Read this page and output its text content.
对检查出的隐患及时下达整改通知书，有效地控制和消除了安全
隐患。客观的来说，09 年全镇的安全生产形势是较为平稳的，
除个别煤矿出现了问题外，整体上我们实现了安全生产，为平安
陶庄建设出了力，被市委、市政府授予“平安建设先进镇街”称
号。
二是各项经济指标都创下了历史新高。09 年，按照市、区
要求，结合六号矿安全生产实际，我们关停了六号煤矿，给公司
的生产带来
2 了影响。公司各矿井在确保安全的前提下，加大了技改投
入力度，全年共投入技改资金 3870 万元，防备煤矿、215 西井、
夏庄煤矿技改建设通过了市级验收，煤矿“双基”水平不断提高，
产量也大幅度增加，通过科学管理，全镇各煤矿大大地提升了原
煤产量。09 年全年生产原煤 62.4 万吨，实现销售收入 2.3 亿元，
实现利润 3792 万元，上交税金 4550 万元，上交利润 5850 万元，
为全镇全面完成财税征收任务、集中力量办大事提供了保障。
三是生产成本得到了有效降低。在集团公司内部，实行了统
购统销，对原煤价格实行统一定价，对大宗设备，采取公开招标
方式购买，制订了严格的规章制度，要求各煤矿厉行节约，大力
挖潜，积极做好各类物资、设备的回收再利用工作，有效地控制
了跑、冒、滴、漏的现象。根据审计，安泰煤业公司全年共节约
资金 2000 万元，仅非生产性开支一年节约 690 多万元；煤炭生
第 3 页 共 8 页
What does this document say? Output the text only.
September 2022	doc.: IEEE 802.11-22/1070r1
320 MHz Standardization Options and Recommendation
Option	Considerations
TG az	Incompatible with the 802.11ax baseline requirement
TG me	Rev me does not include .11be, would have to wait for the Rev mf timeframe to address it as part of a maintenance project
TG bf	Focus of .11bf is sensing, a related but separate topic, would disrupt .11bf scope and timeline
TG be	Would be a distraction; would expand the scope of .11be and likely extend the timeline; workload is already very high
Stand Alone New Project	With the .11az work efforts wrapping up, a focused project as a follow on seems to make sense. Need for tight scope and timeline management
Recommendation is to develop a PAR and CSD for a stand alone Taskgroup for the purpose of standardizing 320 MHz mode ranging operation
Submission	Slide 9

▸ **GIVEN EXERCISE**:
Set every line of the listing down word for word.

▸ **FULL ANSWER**:
Read this page and output its text content.
对检查出的隐患及时下达整改通知书，有效地控制和消除了安全
隐患。客观的来说，09 年全镇的安全生产形势是较为平稳的，
除个别煤矿出现了问题外，整体上我们实现了安全生产，为平安
陶庄建设出了力，被市委、市政府授予“平安建设先进镇街”称
号。
二是各项经济指标都创下了历史新高。09 年，按照市、区
要求，结合六号矿安全生产实际，我们关停了六号煤矿，给公司
的生产带来
2 了影响。公司各矿井在确保安全的前提下，加大了技改投
入力度，全年共投入技改资金 3870 万元，防备煤矿、215 西井、
夏庄煤矿技改建设通过了市级验收，煤矿“双基”水平不断提高，
产量也大幅度增加，通过科学管理，全镇各煤矿大大地提升了原
煤产量。09 年全年生产原煤 62.4 万吨，实现销售收入 2.3 亿元，
实现利润 3792 万元，上交税金 4550 万元，上交利润 5850 万元，
为全镇全面完成财税征收任务、集中力量办大事提供了保障。
三是生产成本得到了有效降低。在集团公司内部，实行了统
购统销，对原煤价格实行统一定价，对大宗设备，采取公开招标
方式购买，制订了严格的规章制度，要求各煤矿厉行节约，大力
挖潜，积极做好各类物资、设备的回收再利用工作，有效地控制
了跑、冒、滴、漏的现象。根据审计，安泰煤业公司全年共节约
资金 2000 万元，仅非生产性开支一年节约 690 多万元；煤炭生
第 3 页 共 8 页
What does this document say? Output the text only.
September 2022	doc.: IEEE 802.11-22/1070r1
320 MHz Standardization Options and Recommendation
Option	Considerations
TG az	Incompatible with the 802.11ax baseline requirement
TG me	Rev me does not include .11be, would have to wait for the Rev mf timeframe to address it as part of a maintenance project
TG bf	Focus of .11bf is sensing, a related but separate topic, would disrupt .11bf scope and timeline
TG be	Would be a distraction; would expand the scope of .11be and likely extend the timeline; workload is already very high
Stand Alone New Project	With the .11az work efforts wrapping up, a focused project as a follow on seems to make sense. Need for tight scope and timeline management
Recommendation is to develop a PAR and CSD for a stand alone Taskgroup for the purpose of standardizing 320 MHz mode ranging operation
Submission	Slide 9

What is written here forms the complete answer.